Copy out every line of the records below with no changes, leaving out the pictures.

-*-

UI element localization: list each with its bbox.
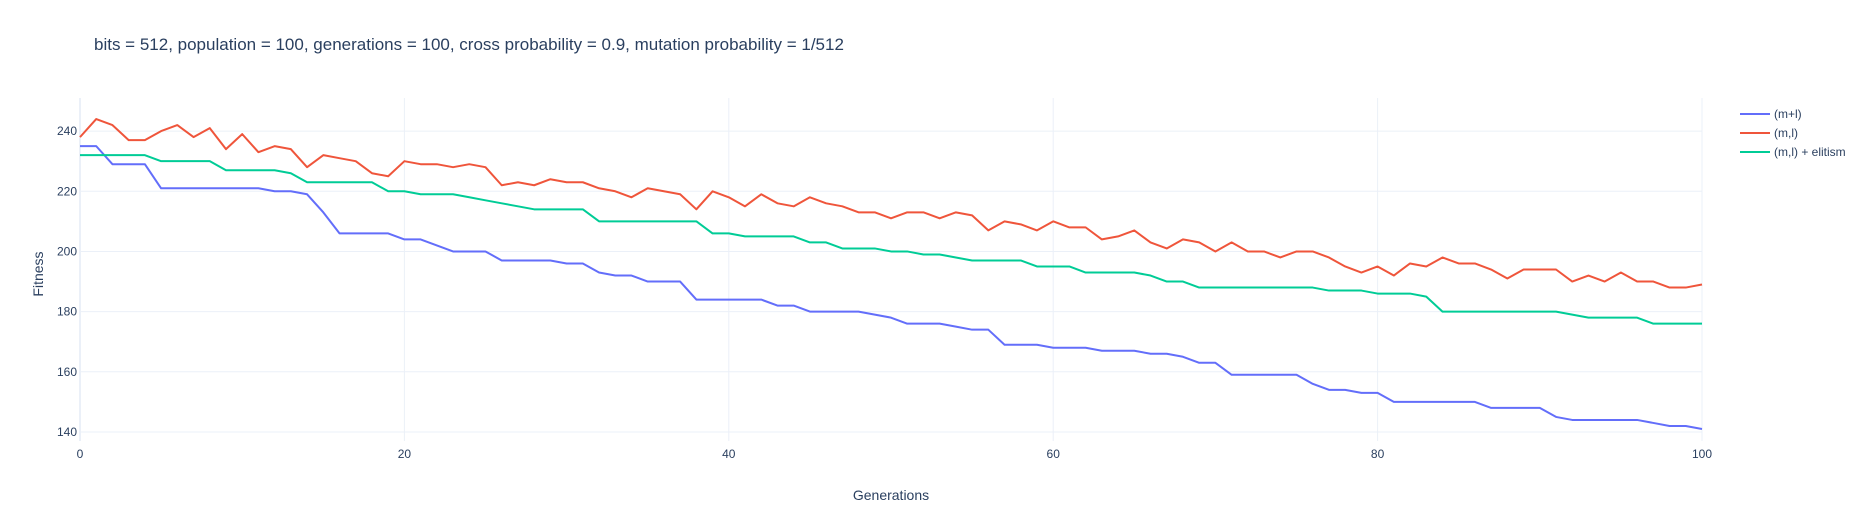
x-tick-label: 60 [1047, 447, 1061, 461]
x-tick-label: 40 [722, 447, 736, 461]
y-tick-label: 200 [57, 244, 77, 258]
legend-item[interactable]: (m,l) [1740, 126, 1798, 140]
legend-item[interactable]: (m,l) + elitism [1740, 145, 1846, 159]
x-tick-label: 100 [1692, 447, 1712, 461]
y-axis-title: Fitness [30, 251, 46, 296]
y-axis-ticks: 140 160 180 200 220 240 [57, 124, 77, 439]
x-tick-label: 80 [1371, 447, 1385, 461]
y-tick-label: 160 [57, 365, 77, 379]
x-axis-ticks: 0 20 40 60 80 100 [77, 447, 1713, 461]
y-tick-label: 220 [57, 184, 77, 198]
y-tick-label: 180 [57, 305, 77, 319]
y-tick-label: 140 [57, 425, 77, 439]
y-tick-label: 240 [57, 124, 77, 138]
legend-label: (m+l) [1774, 107, 1802, 121]
legend-item[interactable]: (m+l) [1740, 107, 1802, 121]
series-line-3 [80, 154, 1702, 325]
legend-label: (m,l) + elitism [1774, 145, 1846, 159]
series-line-1 [80, 145, 1703, 430]
chart-title: bits = 512, population = 100, generation… [94, 35, 844, 54]
legend[interactable]: (m+l) (m,l) (m,l) + elitism [1740, 107, 1846, 159]
legend-label: (m,l) [1774, 126, 1798, 140]
series-line-2 [79, 118, 1703, 289]
x-tick-label: 0 [77, 447, 84, 461]
series-lines [79, 118, 1703, 430]
x-tick-label: 20 [398, 447, 412, 461]
grid-lines [79, 98, 1703, 441]
x-axis-title: Generations [853, 487, 929, 503]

-*-

- _Result of this task_:
UI element localization: list each with its bbox.
x-tick-label: 60 [1047, 447, 1061, 461]
x-tick-label: 40 [722, 447, 736, 461]
y-tick-label: 200 [57, 244, 77, 258]
legend-item[interactable]: (m,l) [1740, 126, 1798, 140]
legend-item[interactable]: (m,l) + elitism [1740, 145, 1846, 159]
x-tick-label: 100 [1692, 447, 1712, 461]
y-axis-title: Fitness [30, 251, 46, 296]
y-axis-ticks: 140 160 180 200 220 240 [57, 124, 77, 439]
x-tick-label: 80 [1371, 447, 1385, 461]
y-tick-label: 160 [57, 365, 77, 379]
x-axis-ticks: 0 20 40 60 80 100 [77, 447, 1713, 461]
y-tick-label: 220 [57, 184, 77, 198]
y-tick-label: 180 [57, 305, 77, 319]
y-tick-label: 140 [57, 425, 77, 439]
y-tick-label: 240 [57, 124, 77, 138]
legend-label: (m+l) [1774, 107, 1802, 121]
legend-item[interactable]: (m+l) [1740, 107, 1802, 121]
series-line-3 [80, 154, 1702, 325]
legend-label: (m,l) + elitism [1774, 145, 1846, 159]
series-line-1 [80, 145, 1703, 430]
chart-title: bits = 512, population = 100, generation… [94, 35, 844, 54]
legend[interactable]: (m+l) (m,l) (m,l) + elitism [1740, 107, 1846, 159]
legend-label: (m,l) [1774, 126, 1798, 140]
series-line-2 [79, 118, 1703, 289]
x-tick-label: 0 [77, 447, 84, 461]
series-lines [79, 118, 1703, 430]
x-tick-label: 20 [398, 447, 412, 461]
grid-lines [79, 98, 1703, 441]
x-axis-title: Generations [853, 487, 929, 503]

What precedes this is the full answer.